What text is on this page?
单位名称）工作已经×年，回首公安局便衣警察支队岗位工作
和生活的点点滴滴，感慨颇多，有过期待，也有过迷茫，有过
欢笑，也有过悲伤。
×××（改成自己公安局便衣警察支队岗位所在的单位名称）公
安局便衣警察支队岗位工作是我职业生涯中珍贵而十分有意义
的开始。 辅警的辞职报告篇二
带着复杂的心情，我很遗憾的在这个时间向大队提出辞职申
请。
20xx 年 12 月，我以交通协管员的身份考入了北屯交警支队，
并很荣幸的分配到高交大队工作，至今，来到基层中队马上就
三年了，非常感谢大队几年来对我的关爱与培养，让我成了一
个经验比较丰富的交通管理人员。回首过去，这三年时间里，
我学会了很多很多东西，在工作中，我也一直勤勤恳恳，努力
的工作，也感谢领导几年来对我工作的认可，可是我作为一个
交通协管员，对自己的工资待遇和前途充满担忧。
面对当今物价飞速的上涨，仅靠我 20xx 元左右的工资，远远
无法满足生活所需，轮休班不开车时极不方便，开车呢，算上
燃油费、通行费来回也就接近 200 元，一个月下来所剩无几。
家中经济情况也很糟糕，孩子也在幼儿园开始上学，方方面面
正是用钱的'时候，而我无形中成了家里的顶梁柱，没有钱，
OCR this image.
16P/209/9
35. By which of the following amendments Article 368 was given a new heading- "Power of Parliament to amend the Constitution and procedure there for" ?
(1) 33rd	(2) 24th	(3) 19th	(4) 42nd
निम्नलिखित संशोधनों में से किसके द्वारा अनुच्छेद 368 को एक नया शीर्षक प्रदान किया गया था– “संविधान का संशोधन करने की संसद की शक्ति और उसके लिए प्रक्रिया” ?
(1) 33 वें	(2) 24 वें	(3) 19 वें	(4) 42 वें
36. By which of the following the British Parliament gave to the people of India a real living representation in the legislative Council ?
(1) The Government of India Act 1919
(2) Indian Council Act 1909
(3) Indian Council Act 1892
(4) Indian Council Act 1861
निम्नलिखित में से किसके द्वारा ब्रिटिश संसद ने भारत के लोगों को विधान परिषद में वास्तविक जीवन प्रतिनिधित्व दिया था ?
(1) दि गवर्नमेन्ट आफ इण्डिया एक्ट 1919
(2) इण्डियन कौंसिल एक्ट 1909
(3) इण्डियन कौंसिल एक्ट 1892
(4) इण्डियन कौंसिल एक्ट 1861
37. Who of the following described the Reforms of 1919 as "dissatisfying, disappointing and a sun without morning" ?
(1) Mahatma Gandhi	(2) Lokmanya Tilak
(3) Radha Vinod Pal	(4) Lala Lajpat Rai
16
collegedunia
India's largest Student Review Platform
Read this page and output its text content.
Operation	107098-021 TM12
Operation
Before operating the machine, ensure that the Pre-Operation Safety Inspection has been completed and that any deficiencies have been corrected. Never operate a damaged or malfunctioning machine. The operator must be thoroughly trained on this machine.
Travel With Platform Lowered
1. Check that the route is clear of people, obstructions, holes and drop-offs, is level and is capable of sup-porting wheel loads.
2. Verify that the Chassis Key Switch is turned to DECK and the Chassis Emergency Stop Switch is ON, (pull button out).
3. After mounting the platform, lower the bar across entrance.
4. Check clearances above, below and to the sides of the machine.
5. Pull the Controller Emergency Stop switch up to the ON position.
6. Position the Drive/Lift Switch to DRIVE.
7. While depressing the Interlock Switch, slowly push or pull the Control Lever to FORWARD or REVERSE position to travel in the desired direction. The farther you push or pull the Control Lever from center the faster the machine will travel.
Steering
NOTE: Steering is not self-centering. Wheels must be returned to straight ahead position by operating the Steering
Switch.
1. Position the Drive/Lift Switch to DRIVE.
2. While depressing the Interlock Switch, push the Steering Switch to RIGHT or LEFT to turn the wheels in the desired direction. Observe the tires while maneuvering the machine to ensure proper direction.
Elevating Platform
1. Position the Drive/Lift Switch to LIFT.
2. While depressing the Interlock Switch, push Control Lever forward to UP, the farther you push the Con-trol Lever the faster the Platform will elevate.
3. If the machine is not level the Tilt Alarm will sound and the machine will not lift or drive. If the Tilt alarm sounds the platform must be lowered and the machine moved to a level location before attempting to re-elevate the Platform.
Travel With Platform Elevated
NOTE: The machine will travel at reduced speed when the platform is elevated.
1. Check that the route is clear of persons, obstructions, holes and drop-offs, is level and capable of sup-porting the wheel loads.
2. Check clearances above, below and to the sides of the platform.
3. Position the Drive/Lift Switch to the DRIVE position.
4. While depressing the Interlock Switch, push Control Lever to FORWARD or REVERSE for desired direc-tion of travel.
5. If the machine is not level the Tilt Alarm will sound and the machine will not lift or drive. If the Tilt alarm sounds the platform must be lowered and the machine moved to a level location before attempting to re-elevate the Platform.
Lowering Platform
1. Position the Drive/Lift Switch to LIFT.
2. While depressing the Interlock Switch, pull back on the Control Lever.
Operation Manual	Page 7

• REQUIREMENT:
Copy and report every line where the word "level" is present.

• SOLUTION TO THE EXERCISE:
1. Check that the route is clear of people, obstructions, holes and drop-offs, is level and is capable of sup-porting wheel loads.
3. If the machine is not level the Tilt Alarm will sound and the machine will not lift or drive. If the Tilt alarm sounds the platform must be lowered and the machine moved to a level location before attempting to re-elevate the Platform.
1. Check that the route is clear of persons, obstructions, holes and drop-offs, is level and capable of sup-porting the wheel loads.
5. If the machine is not level the Tilt Alarm will sound and the machine will not lift or drive. If the Tilt alarm sounds the platform must be lowered and the machine moved to a level location before attempting to re-elevate the Platform.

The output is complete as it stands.